**Directions**
Count how many lines contain the word "text". Respond with the number alone.

**Data shown**
[START]
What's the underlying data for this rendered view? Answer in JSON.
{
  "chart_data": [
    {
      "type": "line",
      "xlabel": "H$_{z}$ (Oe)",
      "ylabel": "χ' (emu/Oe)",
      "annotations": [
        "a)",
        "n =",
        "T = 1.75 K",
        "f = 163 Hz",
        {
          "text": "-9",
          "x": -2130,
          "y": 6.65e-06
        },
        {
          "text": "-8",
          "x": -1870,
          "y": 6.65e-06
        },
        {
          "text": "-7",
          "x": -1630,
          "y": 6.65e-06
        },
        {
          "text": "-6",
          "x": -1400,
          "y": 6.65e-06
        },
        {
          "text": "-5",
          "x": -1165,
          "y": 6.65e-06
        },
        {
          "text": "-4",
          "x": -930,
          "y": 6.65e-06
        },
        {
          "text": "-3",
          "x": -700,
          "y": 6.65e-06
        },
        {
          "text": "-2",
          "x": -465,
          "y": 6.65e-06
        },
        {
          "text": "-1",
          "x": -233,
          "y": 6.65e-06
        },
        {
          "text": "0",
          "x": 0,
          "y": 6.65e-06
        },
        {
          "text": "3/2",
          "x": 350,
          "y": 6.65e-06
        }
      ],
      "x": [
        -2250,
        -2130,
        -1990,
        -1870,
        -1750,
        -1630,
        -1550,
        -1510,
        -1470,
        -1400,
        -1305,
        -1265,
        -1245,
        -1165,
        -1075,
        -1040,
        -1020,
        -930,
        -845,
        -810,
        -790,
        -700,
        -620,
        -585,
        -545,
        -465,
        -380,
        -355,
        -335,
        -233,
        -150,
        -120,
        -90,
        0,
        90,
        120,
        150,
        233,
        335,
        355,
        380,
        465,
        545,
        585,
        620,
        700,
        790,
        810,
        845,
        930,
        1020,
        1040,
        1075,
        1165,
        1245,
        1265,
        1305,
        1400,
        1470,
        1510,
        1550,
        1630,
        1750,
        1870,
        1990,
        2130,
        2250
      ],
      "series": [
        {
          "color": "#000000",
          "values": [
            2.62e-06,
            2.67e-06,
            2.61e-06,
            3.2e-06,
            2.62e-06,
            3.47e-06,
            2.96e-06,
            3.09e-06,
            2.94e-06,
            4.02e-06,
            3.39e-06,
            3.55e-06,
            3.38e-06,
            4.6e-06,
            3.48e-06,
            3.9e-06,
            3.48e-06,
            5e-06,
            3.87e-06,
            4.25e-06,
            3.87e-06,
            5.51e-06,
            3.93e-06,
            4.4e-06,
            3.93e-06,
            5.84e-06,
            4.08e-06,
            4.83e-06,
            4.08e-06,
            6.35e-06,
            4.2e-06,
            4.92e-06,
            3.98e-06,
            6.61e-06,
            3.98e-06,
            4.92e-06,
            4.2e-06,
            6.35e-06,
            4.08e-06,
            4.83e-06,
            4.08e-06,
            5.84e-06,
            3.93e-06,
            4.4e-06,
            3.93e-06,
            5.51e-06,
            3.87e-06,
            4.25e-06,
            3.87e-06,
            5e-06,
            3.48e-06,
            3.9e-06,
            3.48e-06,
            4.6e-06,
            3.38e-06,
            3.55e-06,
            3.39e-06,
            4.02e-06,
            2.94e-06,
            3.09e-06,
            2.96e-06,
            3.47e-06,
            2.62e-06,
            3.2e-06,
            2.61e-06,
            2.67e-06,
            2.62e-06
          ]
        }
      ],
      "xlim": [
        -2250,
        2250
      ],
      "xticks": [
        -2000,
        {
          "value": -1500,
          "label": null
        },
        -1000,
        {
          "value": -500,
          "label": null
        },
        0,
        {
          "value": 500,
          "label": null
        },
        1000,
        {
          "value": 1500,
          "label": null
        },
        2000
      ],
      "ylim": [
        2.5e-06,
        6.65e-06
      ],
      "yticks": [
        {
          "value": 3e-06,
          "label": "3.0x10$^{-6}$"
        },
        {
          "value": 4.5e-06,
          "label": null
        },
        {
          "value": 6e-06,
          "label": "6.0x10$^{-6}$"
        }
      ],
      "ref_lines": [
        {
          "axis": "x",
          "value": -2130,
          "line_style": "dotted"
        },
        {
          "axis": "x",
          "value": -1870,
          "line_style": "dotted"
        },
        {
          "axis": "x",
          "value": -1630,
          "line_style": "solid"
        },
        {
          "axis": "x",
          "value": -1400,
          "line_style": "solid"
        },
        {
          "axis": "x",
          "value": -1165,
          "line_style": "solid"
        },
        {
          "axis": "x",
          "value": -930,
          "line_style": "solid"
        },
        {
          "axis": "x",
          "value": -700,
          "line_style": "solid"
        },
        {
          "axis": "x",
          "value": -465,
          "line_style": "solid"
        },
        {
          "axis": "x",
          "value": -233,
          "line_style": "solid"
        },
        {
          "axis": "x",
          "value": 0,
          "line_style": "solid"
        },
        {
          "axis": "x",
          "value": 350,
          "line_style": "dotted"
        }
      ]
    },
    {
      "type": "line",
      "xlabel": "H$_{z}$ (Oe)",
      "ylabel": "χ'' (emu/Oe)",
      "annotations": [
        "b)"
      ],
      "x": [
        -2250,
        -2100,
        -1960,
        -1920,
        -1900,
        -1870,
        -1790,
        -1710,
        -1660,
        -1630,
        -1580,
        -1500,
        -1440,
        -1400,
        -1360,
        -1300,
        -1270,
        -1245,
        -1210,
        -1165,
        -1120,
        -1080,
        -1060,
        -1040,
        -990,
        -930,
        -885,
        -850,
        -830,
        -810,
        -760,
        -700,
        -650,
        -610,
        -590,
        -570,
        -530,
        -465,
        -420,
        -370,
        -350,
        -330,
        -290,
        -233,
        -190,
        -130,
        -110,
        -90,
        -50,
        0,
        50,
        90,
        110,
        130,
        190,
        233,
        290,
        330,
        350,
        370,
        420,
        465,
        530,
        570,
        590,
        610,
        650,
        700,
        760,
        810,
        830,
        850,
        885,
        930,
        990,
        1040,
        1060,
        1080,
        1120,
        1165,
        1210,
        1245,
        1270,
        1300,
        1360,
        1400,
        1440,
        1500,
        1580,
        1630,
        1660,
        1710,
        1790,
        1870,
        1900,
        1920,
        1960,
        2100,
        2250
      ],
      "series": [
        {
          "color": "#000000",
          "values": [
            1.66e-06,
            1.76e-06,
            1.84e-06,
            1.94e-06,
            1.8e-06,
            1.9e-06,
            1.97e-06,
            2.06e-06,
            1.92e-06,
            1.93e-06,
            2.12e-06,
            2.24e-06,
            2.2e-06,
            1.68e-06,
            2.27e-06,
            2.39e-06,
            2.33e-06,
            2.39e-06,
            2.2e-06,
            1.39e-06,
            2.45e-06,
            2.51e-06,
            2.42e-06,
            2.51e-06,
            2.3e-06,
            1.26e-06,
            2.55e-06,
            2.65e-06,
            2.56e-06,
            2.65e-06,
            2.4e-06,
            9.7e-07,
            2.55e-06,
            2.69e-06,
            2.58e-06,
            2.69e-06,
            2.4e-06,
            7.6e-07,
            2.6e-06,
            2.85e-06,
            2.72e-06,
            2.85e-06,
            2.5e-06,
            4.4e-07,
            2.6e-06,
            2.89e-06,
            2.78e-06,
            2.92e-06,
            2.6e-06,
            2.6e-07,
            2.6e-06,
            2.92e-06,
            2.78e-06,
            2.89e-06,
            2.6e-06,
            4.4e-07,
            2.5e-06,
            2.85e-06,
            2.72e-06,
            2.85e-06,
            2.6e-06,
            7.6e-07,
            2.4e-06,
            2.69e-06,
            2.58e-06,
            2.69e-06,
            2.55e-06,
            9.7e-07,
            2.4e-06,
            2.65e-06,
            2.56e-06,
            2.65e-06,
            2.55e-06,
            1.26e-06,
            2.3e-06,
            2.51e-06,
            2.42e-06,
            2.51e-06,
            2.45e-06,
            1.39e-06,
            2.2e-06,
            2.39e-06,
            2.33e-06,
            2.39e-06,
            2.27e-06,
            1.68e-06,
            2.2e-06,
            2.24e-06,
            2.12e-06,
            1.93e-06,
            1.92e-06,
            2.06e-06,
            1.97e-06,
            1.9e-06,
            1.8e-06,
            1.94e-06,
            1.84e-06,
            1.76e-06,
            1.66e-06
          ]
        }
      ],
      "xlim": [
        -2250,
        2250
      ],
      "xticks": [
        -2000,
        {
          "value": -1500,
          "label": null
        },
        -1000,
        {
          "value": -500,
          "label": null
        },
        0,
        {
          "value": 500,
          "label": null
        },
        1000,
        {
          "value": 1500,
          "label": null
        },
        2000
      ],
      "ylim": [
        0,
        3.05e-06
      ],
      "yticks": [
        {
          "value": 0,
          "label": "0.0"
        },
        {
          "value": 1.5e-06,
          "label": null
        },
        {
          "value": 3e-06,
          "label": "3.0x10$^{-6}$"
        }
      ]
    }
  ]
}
[END]
**Answer for this exercise**
11